* BEGIN DATASET *

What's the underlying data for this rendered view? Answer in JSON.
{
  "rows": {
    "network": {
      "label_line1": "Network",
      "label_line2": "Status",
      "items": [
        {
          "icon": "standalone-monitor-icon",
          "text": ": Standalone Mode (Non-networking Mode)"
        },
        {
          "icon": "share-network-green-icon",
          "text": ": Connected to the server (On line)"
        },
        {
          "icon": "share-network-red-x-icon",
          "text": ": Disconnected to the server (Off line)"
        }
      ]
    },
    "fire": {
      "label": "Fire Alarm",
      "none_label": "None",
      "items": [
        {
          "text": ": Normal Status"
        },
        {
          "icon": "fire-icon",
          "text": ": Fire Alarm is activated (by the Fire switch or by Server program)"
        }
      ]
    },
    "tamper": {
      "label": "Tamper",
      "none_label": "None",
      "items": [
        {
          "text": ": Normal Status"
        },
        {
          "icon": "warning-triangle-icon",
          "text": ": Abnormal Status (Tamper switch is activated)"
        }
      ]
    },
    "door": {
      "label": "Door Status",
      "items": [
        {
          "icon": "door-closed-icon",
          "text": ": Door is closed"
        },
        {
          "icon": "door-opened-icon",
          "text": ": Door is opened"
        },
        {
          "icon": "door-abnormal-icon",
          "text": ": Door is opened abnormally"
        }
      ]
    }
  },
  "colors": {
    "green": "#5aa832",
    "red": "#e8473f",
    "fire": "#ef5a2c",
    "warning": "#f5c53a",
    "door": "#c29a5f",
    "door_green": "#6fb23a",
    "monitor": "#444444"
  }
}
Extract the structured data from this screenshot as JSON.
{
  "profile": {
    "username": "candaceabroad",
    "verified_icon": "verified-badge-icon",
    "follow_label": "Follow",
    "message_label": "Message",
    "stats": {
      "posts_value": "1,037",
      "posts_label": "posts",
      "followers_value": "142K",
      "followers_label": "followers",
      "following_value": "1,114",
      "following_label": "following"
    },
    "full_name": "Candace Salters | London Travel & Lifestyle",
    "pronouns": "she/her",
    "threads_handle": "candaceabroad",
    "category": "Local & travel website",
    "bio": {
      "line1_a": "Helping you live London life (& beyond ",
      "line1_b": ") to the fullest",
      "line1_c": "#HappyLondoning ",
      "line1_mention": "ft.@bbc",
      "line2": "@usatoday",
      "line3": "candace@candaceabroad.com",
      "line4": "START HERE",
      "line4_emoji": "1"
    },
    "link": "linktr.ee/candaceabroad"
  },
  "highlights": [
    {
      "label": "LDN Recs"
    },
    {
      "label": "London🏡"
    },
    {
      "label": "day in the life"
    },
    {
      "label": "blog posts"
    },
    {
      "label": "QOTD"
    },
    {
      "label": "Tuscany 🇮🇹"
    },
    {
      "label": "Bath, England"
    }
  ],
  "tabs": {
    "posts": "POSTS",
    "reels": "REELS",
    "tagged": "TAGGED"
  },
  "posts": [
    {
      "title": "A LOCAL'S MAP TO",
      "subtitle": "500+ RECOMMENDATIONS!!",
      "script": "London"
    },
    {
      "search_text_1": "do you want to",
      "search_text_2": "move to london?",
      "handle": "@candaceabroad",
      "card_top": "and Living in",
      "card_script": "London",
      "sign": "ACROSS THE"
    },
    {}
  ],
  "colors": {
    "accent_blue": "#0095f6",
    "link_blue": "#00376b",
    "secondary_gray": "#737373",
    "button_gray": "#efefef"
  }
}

* END DATASET *

→ WORK TO BE COMPLETED: Transcribe every entry exactly.

→ SOLUTION TO THE EXERCISE:
What's the underlying data for this rendered view? Answer in JSON.
{
  "rows": {
    "network": {
      "label_line1": "Network",
      "label_line2": "Status",
      "items": [
        {
          "icon": "standalone-monitor-icon",
          "text": ": Standalone Mode (Non-networking Mode)"
        },
        {
          "icon": "share-network-green-icon",
          "text": ": Connected to the server (On line)"
        },
        {
          "icon": "share-network-red-x-icon",
          "text": ": Disconnected to the server (Off line)"
        }
      ]
    },
    "fire": {
      "label": "Fire Alarm",
      "none_label": "None",
      "items": [
        {
          "text": ": Normal Status"
        },
        {
          "icon": "fire-icon",
          "text": ": Fire Alarm is activated (by the Fire switch or by Server program)"
        }
      ]
    },
    "tamper": {
      "label": "Tamper",
      "none_label": "None",
      "items": [
        {
          "text": ": Normal Status"
        },
        {
          "icon": "warning-triangle-icon",
          "text": ": Abnormal Status (Tamper switch is activated)"
        }
      ]
    },
    "door": {
      "label": "Door Status",
      "items": [
        {
          "icon": "door-closed-icon",
          "text": ": Door is closed"
        },
        {
          "icon": "door-opened-icon",
          "text": ": Door is opened"
        },
        {
          "icon": "door-abnormal-icon",
          "text": ": Door is opened abnormally"
        }
      ]
    }
  },
  "colors": {
    "green": "#5aa832",
    "red": "#e8473f",
    "fire": "#ef5a2c",
    "warning": "#f5c53a",
    "door": "#c29a5f",
    "door_green": "#6fb23a",
    "monitor": "#444444"
  }
}
Extract the structured data from this screenshot as JSON.
{
  "profile": {
    "username": "candaceabroad",
    "verified_icon": "verified-badge-icon",
    "follow_label": "Follow",
    "message_label": "Message",
    "stats": {
      "posts_value": "1,037",
      "posts_label": "posts",
      "followers_value": "142K",
      "followers_label": "followers",
      "following_value": "1,114",
      "following_label": "following"
    },
    "full_name": "Candace Salters | London Travel & Lifestyle",
    "pronouns": "she/her",
    "threads_handle": "candaceabroad",
    "category": "Local & travel website",
    "bio": {
      "line1_a": "Helping you live London life (& beyond ",
      "line1_b": ") to the fullest",
      "line1_c": "#HappyLondoning ",
      "line1_mention": "ft.@bbc",
      "line2": "@usatoday",
      "line3": "candace@candaceabroad.com",
      "line4": "START HERE",
      "line4_emoji": "1"
    },
    "link": "linktr.ee/candaceabroad"
  },
  "highlights": [
    {
      "label": "LDN Recs"
    },
    {
      "label": "London🏡"
    },
    {
      "label": "day in the life"
    },
    {
      "label": "blog posts"
    },
    {
      "label": "QOTD"
    },
    {
      "label": "Tuscany 🇮🇹"
    },
    {
      "label": "Bath, England"
    }
  ],
  "tabs": {
    "posts": "POSTS",
    "reels": "REELS",
    "tagged": "TAGGED"
  },
  "posts": [
    {
      "title": "A LOCAL'S MAP TO",
      "subtitle": "500+ RECOMMENDATIONS!!",
      "script": "London"
    },
    {
      "search_text_1": "do you want to",
      "search_text_2": "move to london?",
      "handle": "@candaceabroad",
      "card_top": "and Living in",
      "card_script": "London",
      "sign": "ACROSS THE"
    },
    {}
  ],
  "colors": {
    "accent_blue": "#0095f6",
    "link_blue": "#00376b",
    "secondary_gray": "#737373",
    "button_gray": "#efefef"
  }
}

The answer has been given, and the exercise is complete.